Determine how many lines include "false". Give the number and nothing else.

************

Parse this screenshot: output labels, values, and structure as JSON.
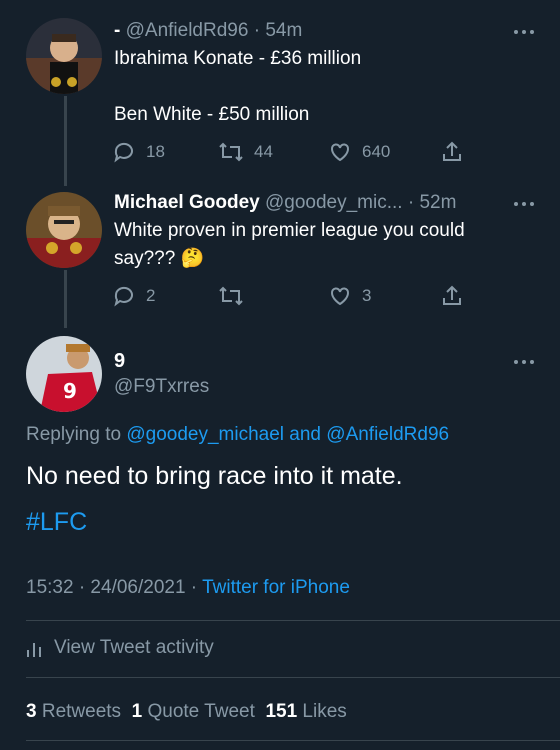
{
  "tweets": [
    {
      "display_name": "-",
      "handle": "@AnfieldRd96",
      "time": "54m",
      "text_line1": "Ibrahima Konate - £36 million",
      "text_line2": "Ben White - £50 million",
      "replies": "18",
      "retweets": "44",
      "likes": "640"
    },
    {
      "display_name": "Michael Goodey",
      "handle": "@goodey_mic...",
      "time": "52m",
      "text_line1": "White proven in premier league you could",
      "text_line2": "say???",
      "emoji": "🤔",
      "replies": "2",
      "retweets": "",
      "likes": "3"
    }
  ],
  "main_tweet": {
    "display_name": "9",
    "handle": "@F9Txrres",
    "avatar_number": "9",
    "replying_prefix": "Replying to",
    "replying_user1": "@goodey_michael",
    "replying_and": "and",
    "replying_user2": "@AnfieldRd96",
    "text": "No need to bring race into it mate.",
    "hashtag": "#LFC",
    "timestamp": "15:32 · 24/06/2021 ·",
    "source": "Twitter for iPhone",
    "activity_label": "View Tweet activity",
    "retweets_count": "3",
    "retweets_label": "Retweets",
    "quote_count": "1",
    "quote_label": "Quote Tweet",
    "likes_count": "151",
    "likes_label": "Likes"
  },
  "colors": {
    "background": "#15202b",
    "muted": "#8899a6",
    "link": "#1d9bf0",
    "divider": "#38444d"
  }
}
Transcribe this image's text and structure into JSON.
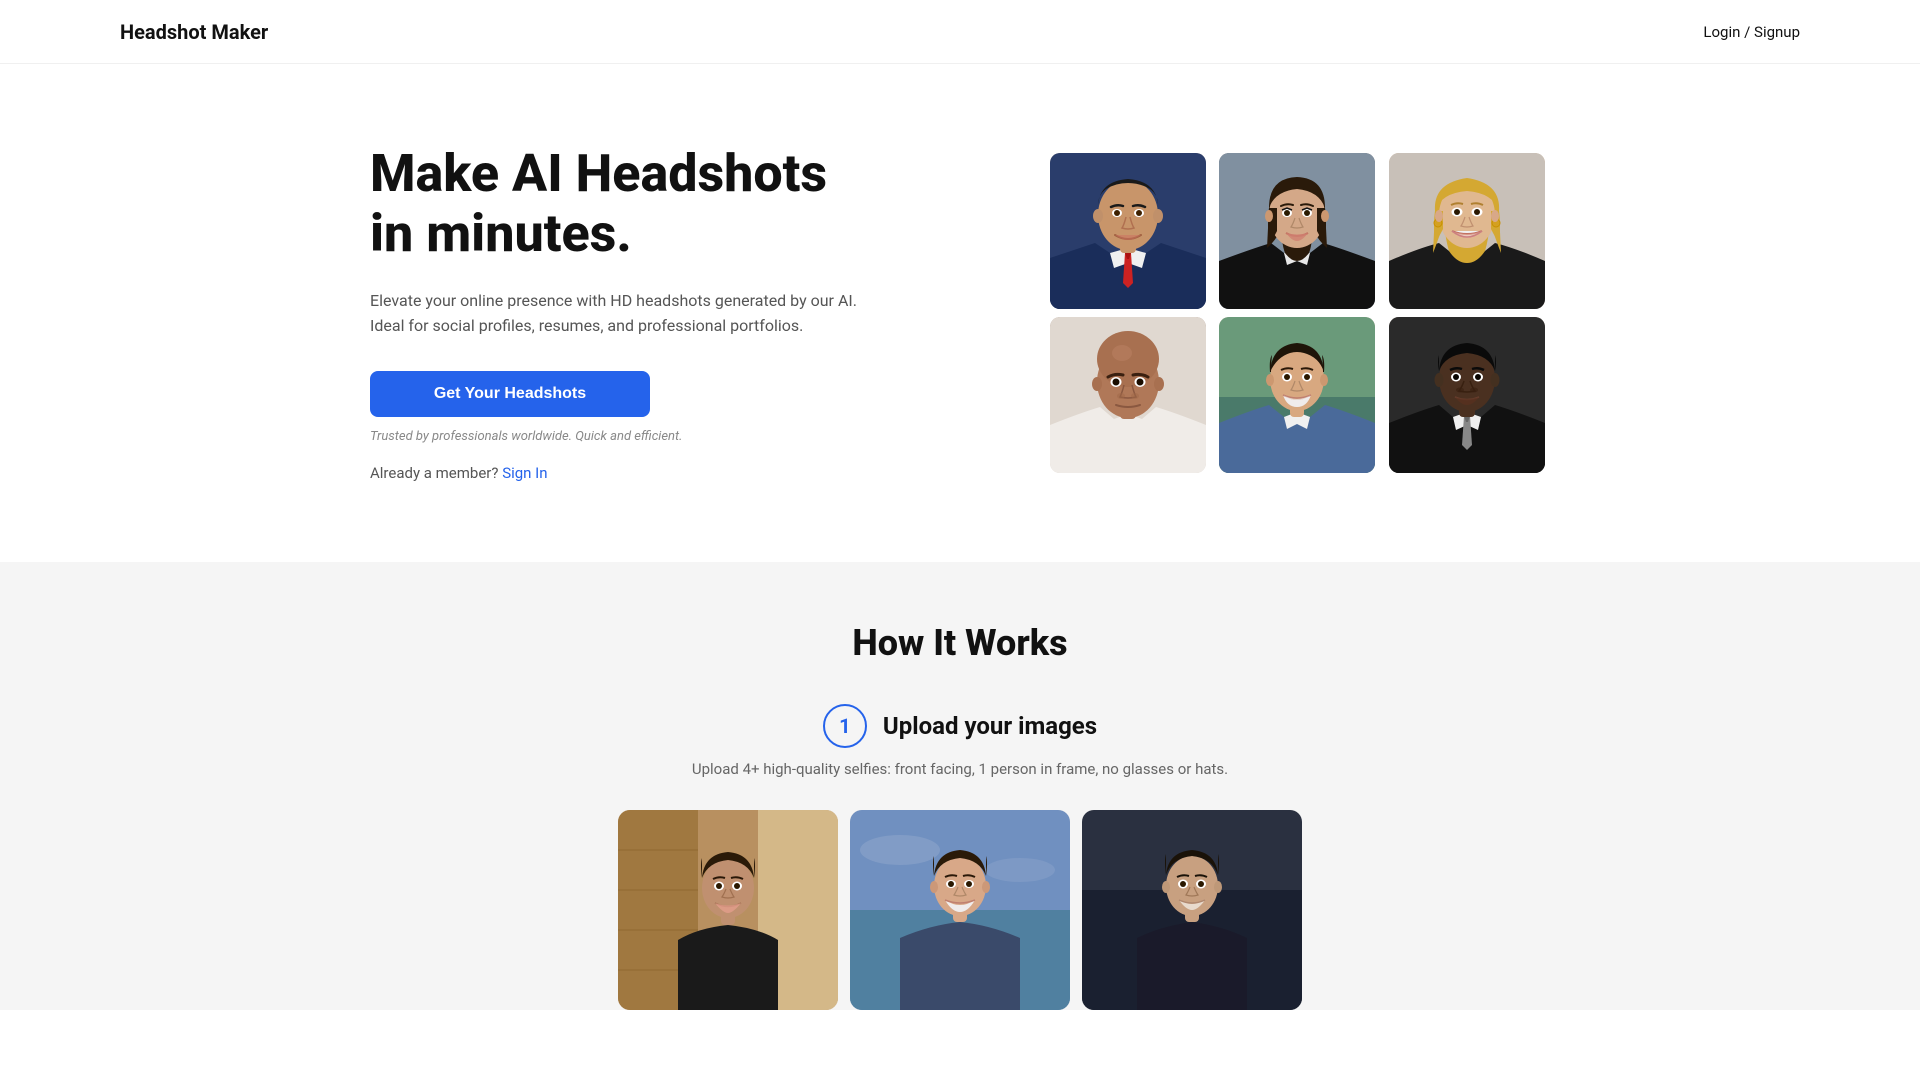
{
  "header": {
    "logo": "Headshot Maker",
    "nav_login": "Login / Signup"
  },
  "hero": {
    "title_line1": "Make AI Headshots",
    "title_line2": "in minutes.",
    "description": "Elevate your online presence with HD headshots generated by our AI. Ideal for social profiles, resumes, and professional portfolios.",
    "cta_button": "Get Your Headshots",
    "trusted_text": "Trusted by professionals worldwide. Quick and efficient.",
    "member_prompt": "Already a member?",
    "sign_in_link": "Sign In"
  },
  "how_it_works": {
    "section_title": "How It Works",
    "step1": {
      "number": "1",
      "title": "Upload your images",
      "description": "Upload 4+ high-quality selfies: front facing, 1 person in frame, no glasses or hats."
    }
  },
  "headshots": [
    {
      "id": "hs1",
      "alt": "Man in blue suit with red tie"
    },
    {
      "id": "hs2",
      "alt": "Woman in black blazer"
    },
    {
      "id": "hs3",
      "alt": "Woman with blonde hair smiling"
    },
    {
      "id": "hs4",
      "alt": "Bald man in white shirt"
    },
    {
      "id": "hs5",
      "alt": "Young man in blue blazer"
    },
    {
      "id": "hs6",
      "alt": "Man in dark suit with tie"
    }
  ],
  "upload_examples": [
    {
      "id": "up1",
      "alt": "Casual selfie indoors"
    },
    {
      "id": "up2",
      "alt": "Outdoor selfie smiling"
    },
    {
      "id": "up3",
      "alt": "Casual portrait"
    }
  ],
  "colors": {
    "primary": "#2563eb",
    "bg_section": "#f5f5f5",
    "text_dark": "#111111",
    "text_muted": "#555555"
  }
}
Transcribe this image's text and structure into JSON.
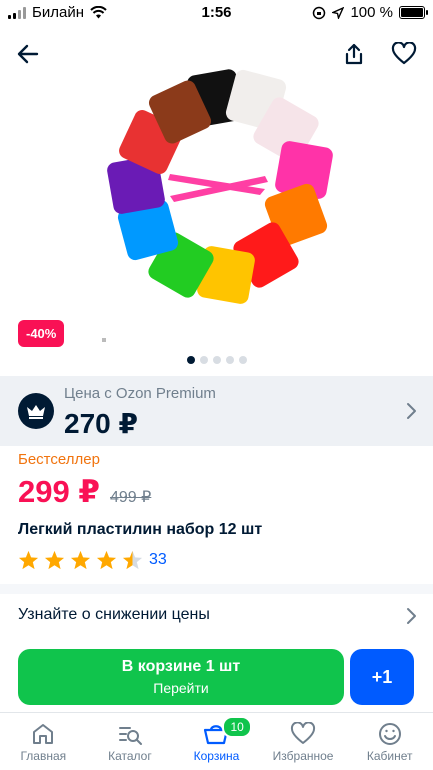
{
  "status_bar": {
    "carrier": "Билайн",
    "time": "1:56",
    "battery": "100 %",
    "battery_level": 1.0
  },
  "colors": {
    "accent": "#005bff",
    "sale": "#f91155",
    "cart_green": "#10c44c",
    "bestseller": "#f1740f"
  },
  "icons": {
    "back": "arrow-left-icon",
    "share": "share-icon",
    "favorite": "heart-icon",
    "premium": "crown-icon"
  },
  "product": {
    "discount_badge": "-40%",
    "gallery_total": 5,
    "gallery_active": 1,
    "premium_label": "Цена с Ozon Premium",
    "premium_price": "270 ₽",
    "bestseller": "Бестселлер",
    "price": "299 ₽",
    "old_price": "499 ₽",
    "title": "Легкий пластилин набор 12 шт",
    "rating": 4.5,
    "reviews_count": "33"
  },
  "price_alert": {
    "label": "Узнайте о снижении цены"
  },
  "cart": {
    "in_cart_label": "В корзине 1 шт",
    "go_label": "Перейти",
    "plus_label": "+1"
  },
  "tabbar": {
    "items": [
      {
        "label": "Главная",
        "icon": "home-icon"
      },
      {
        "label": "Каталог",
        "icon": "catalog-icon"
      },
      {
        "label": "Корзина",
        "icon": "cart-icon",
        "badge": "10",
        "active": true
      },
      {
        "label": "Избранное",
        "icon": "heart-icon"
      },
      {
        "label": "Кабинет",
        "icon": "profile-icon"
      }
    ]
  }
}
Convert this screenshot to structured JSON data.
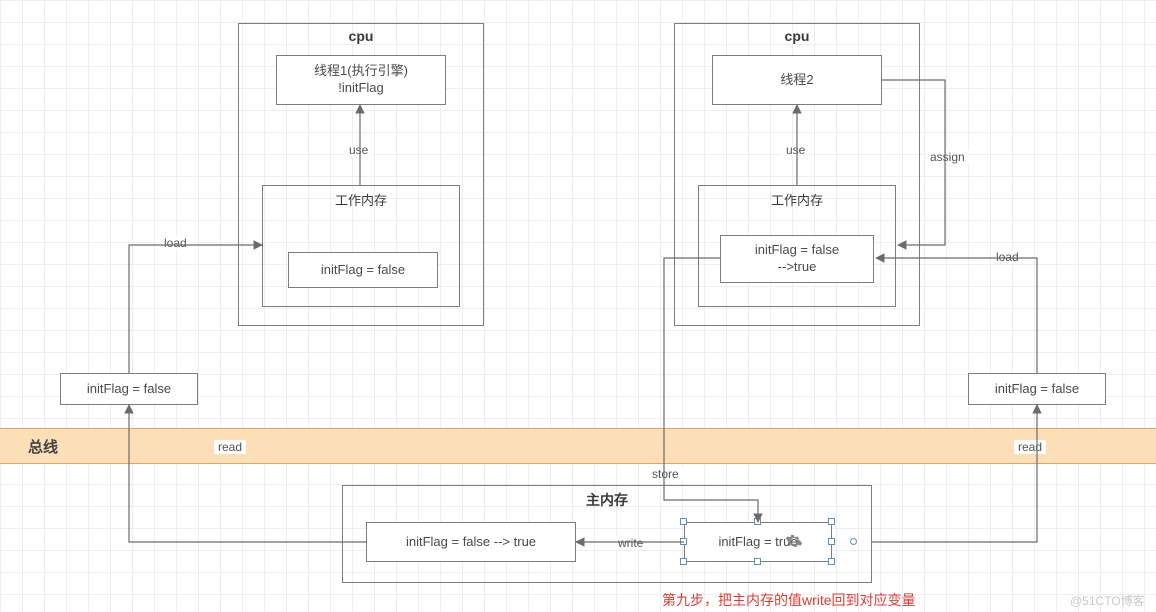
{
  "cpu1": {
    "title": "cpu",
    "thread_box": "线程1(执行引擎)\n!initFlag",
    "workmem_title": "工作内存",
    "workmem_value": "initFlag = false"
  },
  "cpu2": {
    "title": "cpu",
    "thread_box": "线程2",
    "workmem_title": "工作内存",
    "workmem_value": "initFlag = false\n-->true"
  },
  "left_buffer": "initFlag = false",
  "right_buffer": "initFlag = false",
  "bus_label": "总线",
  "mainmem": {
    "title": "主内存",
    "var_box": "initFlag = false --> true",
    "write_box": "initFlag = true"
  },
  "labels": {
    "use1": "use",
    "use2": "use",
    "assign": "assign",
    "load1": "load",
    "load2": "load",
    "read1": "read",
    "read2": "read",
    "store": "store",
    "write": "write"
  },
  "caption": "第九步，把主内存的值write回到对应变量",
  "watermark": "@51CTO博客"
}
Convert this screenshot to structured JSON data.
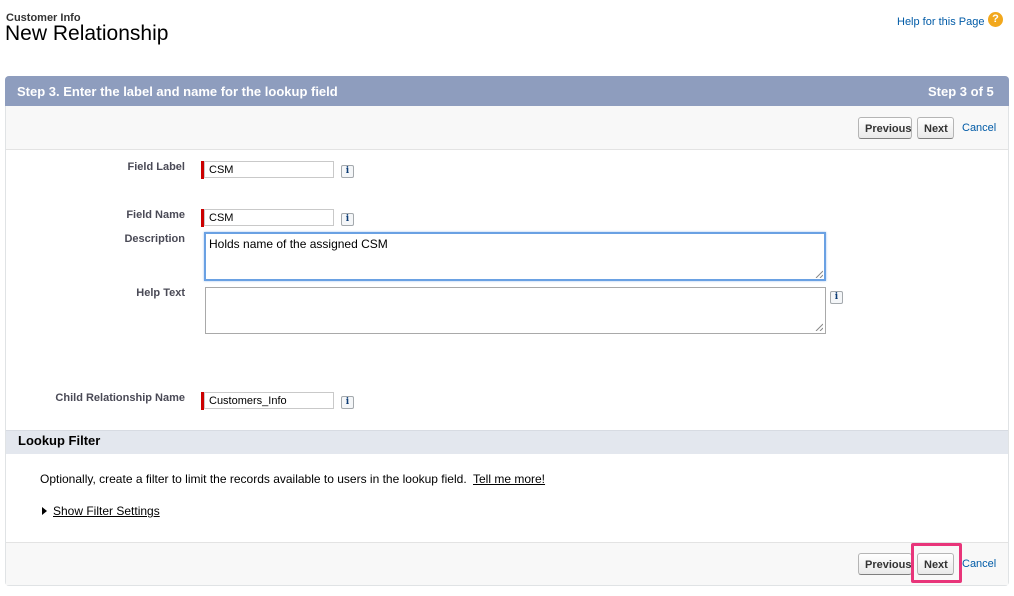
{
  "header": {
    "breadcrumb": "Customer Info",
    "title": "New Relationship",
    "help_link": "Help for this Page",
    "help_icon": "question-circle-icon"
  },
  "step": {
    "title": "Step 3. Enter the label and name for the lookup field",
    "count": "Step 3 of 5"
  },
  "buttons": {
    "previous": "Previous",
    "next": "Next",
    "cancel": "Cancel"
  },
  "form": {
    "field_label": {
      "label": "Field Label",
      "value": "CSM"
    },
    "field_name": {
      "label": "Field Name",
      "value": "CSM"
    },
    "description": {
      "label": "Description",
      "value": "Holds name of the assigned CSM"
    },
    "help_text": {
      "label": "Help Text",
      "value": ""
    },
    "child_relationship_name": {
      "label": "Child Relationship Name",
      "value": "Customers_Info"
    },
    "info_icon_glyph": "i"
  },
  "lookup_filter": {
    "title": "Lookup Filter",
    "description": "Optionally, create a filter to limit the records available to users in the lookup field.",
    "tell_me_more": "Tell me more!",
    "show_settings": "Show Filter Settings"
  },
  "colors": {
    "step_header_bg": "#8e9dbe",
    "required_marker": "#cc0000",
    "link": "#015ba7",
    "highlight": "#e8357a"
  }
}
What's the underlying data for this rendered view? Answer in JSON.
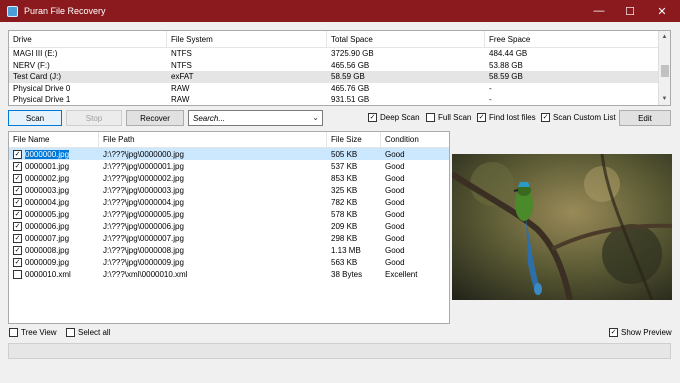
{
  "window": {
    "title": "Puran File Recovery",
    "minimize": "—",
    "maximize": "☐",
    "close": "✕"
  },
  "drives": {
    "columns": [
      "Drive",
      "File System",
      "Total Space",
      "Free Space"
    ],
    "rows": [
      [
        "MAGI III (E:)",
        "NTFS",
        "3725.90 GB",
        "484.44 GB"
      ],
      [
        "NERV (F:)",
        "NTFS",
        "465.56 GB",
        "53.88 GB"
      ],
      [
        "Test Card (J:)",
        "exFAT",
        "58.59 GB",
        "58.59 GB"
      ],
      [
        "Physical Drive 0",
        "RAW",
        "465.76 GB",
        "-"
      ],
      [
        "Physical Drive 1",
        "RAW",
        "931.51 GB",
        "-"
      ]
    ],
    "selected_index": 2
  },
  "toolbar": {
    "scan": "Scan",
    "stop": "Stop",
    "recover": "Recover",
    "search_placeholder": "Search...",
    "deep_scan": "Deep Scan",
    "full_scan": "Full Scan",
    "find_lost_files": "Find lost files",
    "scan_custom_list": "Scan Custom List",
    "edit": "Edit"
  },
  "options": {
    "deep_scan": true,
    "full_scan": false,
    "find_lost_files": true,
    "scan_custom_list": true
  },
  "files": {
    "columns": [
      "File Name",
      "File Path",
      "File Size",
      "Condition"
    ],
    "rows": [
      {
        "name": "0000000.jpg",
        "path": "J:\\???\\jpg\\0000000.jpg",
        "size": "505 KB",
        "condition": "Good",
        "checked": true
      },
      {
        "name": "0000001.jpg",
        "path": "J:\\???\\jpg\\0000001.jpg",
        "size": "537 KB",
        "condition": "Good",
        "checked": true
      },
      {
        "name": "0000002.jpg",
        "path": "J:\\???\\jpg\\0000002.jpg",
        "size": "853 KB",
        "condition": "Good",
        "checked": true
      },
      {
        "name": "0000003.jpg",
        "path": "J:\\???\\jpg\\0000003.jpg",
        "size": "325 KB",
        "condition": "Good",
        "checked": true
      },
      {
        "name": "0000004.jpg",
        "path": "J:\\???\\jpg\\0000004.jpg",
        "size": "782 KB",
        "condition": "Good",
        "checked": true
      },
      {
        "name": "0000005.jpg",
        "path": "J:\\???\\jpg\\0000005.jpg",
        "size": "578 KB",
        "condition": "Good",
        "checked": true
      },
      {
        "name": "0000006.jpg",
        "path": "J:\\???\\jpg\\0000006.jpg",
        "size": "209 KB",
        "condition": "Good",
        "checked": true
      },
      {
        "name": "0000007.jpg",
        "path": "J:\\???\\jpg\\0000007.jpg",
        "size": "298 KB",
        "condition": "Good",
        "checked": true
      },
      {
        "name": "0000008.jpg",
        "path": "J:\\???\\jpg\\0000008.jpg",
        "size": "1.13 MB",
        "condition": "Good",
        "checked": true
      },
      {
        "name": "0000009.jpg",
        "path": "J:\\???\\jpg\\0000009.jpg",
        "size": "563 KB",
        "condition": "Good",
        "checked": true
      },
      {
        "name": "0000010.xml",
        "path": "J:\\???\\xml\\0000010.xml",
        "size": "38 Bytes",
        "condition": "Excellent",
        "checked": false
      }
    ],
    "selected_index": 0
  },
  "footer": {
    "tree_view": "Tree View",
    "select_all": "Select all",
    "show_preview": "Show Preview"
  },
  "footer_state": {
    "tree_view": false,
    "select_all": false,
    "show_preview": true
  },
  "colors": {
    "titlebar": "#8b1a1f",
    "selection": "#0078d7"
  }
}
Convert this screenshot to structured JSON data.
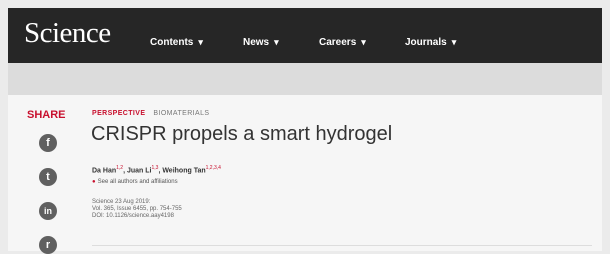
{
  "header": {
    "logo": "Science",
    "nav": [
      {
        "label": "Contents",
        "chevron": "▾"
      },
      {
        "label": "News",
        "chevron": "▾"
      },
      {
        "label": "Careers",
        "chevron": "▾"
      },
      {
        "label": "Journals",
        "chevron": "▾"
      }
    ]
  },
  "share": {
    "label": "SHARE",
    "icons": [
      {
        "name": "facebook-icon",
        "glyph": "f"
      },
      {
        "name": "twitter-icon",
        "glyph": "t"
      },
      {
        "name": "linkedin-icon",
        "glyph": "in"
      },
      {
        "name": "reddit-icon",
        "glyph": "r"
      }
    ]
  },
  "article": {
    "type": "PERSPECTIVE",
    "subject": "BIOMATERIALS",
    "title": "CRISPR propels a smart hydrogel",
    "authors": [
      {
        "name": "Da Han",
        "sup": "1,2"
      },
      {
        "name": "Juan Li",
        "sup": "1,3"
      },
      {
        "name": "Weihong Tan",
        "sup": "1,2,3,4"
      }
    ],
    "see_all": "See all authors and affiliations",
    "meta": [
      "Science  23 Aug 2019:",
      "Vol. 365, Issue 6455, pp. 754-755",
      "DOI: 10.1126/science.aay4198"
    ]
  },
  "colors": {
    "accent": "#c8102e",
    "navbar": "#262626"
  }
}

************

[Task result]: 9